◆ The request
Examine the entries below, count the lines holding the string "this", and respond with the number only.
======== The input
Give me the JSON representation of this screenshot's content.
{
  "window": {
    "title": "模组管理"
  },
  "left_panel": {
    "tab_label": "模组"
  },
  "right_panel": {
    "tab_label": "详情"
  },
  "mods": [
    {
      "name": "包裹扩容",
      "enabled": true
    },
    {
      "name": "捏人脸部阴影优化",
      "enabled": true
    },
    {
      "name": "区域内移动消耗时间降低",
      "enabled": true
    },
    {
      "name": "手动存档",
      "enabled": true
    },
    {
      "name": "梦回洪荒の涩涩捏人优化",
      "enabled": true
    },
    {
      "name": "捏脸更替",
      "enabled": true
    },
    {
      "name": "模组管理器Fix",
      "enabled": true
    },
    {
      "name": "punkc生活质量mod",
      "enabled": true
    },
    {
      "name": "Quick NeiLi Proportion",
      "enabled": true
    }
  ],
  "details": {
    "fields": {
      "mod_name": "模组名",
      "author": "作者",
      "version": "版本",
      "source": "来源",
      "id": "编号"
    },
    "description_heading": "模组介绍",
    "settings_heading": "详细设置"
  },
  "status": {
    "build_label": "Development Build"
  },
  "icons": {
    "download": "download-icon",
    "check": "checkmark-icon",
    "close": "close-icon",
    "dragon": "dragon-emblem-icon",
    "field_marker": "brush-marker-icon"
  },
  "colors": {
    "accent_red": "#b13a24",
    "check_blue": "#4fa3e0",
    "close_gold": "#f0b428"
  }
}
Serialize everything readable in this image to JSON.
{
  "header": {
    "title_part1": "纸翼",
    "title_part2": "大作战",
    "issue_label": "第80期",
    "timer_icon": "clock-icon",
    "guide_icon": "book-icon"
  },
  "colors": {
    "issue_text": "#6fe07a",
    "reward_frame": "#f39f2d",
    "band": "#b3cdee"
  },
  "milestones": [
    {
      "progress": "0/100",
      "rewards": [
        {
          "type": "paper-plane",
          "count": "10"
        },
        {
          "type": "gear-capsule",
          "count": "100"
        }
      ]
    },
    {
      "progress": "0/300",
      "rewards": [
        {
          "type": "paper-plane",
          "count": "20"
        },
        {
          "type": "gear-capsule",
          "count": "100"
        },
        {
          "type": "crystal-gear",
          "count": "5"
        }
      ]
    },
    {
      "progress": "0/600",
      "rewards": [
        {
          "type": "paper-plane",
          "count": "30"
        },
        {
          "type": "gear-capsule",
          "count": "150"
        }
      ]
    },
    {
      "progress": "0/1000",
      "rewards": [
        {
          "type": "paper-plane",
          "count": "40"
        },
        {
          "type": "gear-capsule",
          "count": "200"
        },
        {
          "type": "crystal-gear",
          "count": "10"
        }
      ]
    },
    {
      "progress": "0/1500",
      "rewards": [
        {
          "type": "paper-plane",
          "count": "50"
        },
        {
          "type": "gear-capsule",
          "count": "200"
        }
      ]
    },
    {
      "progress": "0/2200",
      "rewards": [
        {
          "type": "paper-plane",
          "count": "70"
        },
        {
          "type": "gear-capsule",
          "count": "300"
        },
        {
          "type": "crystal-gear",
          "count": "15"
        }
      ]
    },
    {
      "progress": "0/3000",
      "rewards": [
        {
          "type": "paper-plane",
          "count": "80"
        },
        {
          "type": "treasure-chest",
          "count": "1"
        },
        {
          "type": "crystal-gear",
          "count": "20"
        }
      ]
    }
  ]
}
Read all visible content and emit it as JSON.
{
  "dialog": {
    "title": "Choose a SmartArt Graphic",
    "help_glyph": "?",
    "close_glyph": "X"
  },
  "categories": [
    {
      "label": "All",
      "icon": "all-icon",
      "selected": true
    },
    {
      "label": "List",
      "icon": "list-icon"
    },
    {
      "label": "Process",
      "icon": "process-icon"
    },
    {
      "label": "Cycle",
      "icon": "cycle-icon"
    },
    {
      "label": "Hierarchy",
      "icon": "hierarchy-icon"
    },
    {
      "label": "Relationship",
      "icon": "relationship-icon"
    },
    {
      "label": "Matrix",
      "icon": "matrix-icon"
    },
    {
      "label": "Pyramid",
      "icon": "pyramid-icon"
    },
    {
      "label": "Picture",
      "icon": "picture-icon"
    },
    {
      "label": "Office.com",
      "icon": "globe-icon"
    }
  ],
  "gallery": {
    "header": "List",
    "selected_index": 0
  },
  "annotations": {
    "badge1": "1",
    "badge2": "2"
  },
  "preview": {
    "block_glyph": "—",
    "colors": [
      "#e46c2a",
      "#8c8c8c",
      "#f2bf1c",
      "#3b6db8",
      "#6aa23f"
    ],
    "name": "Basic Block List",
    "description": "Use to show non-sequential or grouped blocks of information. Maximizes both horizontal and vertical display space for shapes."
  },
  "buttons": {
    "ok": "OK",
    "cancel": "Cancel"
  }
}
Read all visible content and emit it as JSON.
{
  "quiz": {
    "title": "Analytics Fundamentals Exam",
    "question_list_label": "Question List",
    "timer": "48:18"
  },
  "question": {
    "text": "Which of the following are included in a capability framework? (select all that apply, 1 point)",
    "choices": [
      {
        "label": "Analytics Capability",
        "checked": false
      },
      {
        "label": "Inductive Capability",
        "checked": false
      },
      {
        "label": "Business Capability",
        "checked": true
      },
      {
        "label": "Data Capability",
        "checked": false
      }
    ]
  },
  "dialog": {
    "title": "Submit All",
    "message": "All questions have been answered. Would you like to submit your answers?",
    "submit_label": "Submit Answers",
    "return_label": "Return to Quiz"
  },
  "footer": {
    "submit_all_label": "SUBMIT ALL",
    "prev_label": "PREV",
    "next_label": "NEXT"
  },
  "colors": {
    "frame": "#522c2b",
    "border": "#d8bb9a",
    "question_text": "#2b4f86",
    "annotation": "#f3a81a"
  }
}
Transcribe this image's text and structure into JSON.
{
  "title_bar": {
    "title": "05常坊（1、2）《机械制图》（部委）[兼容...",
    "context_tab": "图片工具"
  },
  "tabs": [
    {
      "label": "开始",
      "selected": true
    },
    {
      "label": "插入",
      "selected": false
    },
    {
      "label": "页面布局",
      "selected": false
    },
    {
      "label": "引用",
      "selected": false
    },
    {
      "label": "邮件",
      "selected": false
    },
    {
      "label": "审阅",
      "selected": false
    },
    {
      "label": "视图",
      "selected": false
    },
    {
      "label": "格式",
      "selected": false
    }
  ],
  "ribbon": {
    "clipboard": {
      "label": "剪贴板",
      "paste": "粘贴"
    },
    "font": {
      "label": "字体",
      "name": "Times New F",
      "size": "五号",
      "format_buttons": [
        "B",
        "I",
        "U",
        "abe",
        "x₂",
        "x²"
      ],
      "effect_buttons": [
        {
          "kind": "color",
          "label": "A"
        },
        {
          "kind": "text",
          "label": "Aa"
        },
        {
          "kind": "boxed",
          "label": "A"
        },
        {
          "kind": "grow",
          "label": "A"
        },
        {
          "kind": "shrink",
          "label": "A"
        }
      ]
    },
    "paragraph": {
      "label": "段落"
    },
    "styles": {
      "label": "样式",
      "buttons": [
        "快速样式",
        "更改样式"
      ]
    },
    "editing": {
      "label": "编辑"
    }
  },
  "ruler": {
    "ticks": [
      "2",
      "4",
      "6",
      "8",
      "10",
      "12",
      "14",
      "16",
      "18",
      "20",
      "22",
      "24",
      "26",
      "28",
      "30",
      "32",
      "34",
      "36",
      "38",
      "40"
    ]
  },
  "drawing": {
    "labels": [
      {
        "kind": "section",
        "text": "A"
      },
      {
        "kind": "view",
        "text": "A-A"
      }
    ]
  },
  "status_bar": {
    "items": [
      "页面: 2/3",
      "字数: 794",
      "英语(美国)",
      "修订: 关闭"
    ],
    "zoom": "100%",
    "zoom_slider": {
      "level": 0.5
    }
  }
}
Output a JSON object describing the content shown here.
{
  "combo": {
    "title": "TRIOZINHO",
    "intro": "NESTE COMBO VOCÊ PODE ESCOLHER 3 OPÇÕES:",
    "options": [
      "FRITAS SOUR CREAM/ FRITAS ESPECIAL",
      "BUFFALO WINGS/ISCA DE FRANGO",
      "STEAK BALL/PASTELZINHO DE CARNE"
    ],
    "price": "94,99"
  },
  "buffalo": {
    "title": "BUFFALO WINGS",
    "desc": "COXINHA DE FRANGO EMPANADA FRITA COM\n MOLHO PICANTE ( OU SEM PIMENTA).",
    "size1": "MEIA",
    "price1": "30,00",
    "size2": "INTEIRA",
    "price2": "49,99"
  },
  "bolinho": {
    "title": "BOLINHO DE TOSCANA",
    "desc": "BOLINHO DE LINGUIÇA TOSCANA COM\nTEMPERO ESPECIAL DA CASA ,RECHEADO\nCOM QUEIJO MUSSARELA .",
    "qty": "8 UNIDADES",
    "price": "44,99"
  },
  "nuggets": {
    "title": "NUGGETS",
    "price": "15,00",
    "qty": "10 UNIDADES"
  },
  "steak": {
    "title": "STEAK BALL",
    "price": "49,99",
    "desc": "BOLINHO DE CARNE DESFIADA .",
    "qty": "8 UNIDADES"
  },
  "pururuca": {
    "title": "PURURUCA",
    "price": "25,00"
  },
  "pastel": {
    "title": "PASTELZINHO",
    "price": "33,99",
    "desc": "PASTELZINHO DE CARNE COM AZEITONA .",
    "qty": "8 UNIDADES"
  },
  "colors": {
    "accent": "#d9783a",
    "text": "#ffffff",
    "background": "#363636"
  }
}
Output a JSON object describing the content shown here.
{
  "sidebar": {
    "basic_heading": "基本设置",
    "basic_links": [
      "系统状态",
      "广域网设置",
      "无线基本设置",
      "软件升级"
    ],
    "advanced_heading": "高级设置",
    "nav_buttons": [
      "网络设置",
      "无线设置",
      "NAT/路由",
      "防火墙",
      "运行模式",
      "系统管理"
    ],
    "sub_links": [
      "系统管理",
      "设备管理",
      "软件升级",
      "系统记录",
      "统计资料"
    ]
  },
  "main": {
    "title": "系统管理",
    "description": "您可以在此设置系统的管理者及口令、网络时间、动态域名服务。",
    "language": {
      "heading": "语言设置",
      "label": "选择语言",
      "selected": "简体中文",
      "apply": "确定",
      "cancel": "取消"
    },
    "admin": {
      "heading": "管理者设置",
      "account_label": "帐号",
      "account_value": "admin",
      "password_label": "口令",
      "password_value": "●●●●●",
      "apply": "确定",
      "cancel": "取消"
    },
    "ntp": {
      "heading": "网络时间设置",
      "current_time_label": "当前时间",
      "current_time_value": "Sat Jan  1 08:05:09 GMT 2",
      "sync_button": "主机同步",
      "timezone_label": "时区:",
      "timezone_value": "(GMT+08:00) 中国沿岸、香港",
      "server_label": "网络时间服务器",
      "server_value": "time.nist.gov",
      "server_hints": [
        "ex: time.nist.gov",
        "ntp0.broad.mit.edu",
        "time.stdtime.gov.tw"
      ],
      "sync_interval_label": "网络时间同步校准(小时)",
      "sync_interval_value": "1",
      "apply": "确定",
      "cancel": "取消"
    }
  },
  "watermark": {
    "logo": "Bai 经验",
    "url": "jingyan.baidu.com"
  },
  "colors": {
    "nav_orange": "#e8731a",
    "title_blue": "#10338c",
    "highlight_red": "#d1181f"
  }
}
================
◆ Exercise result
3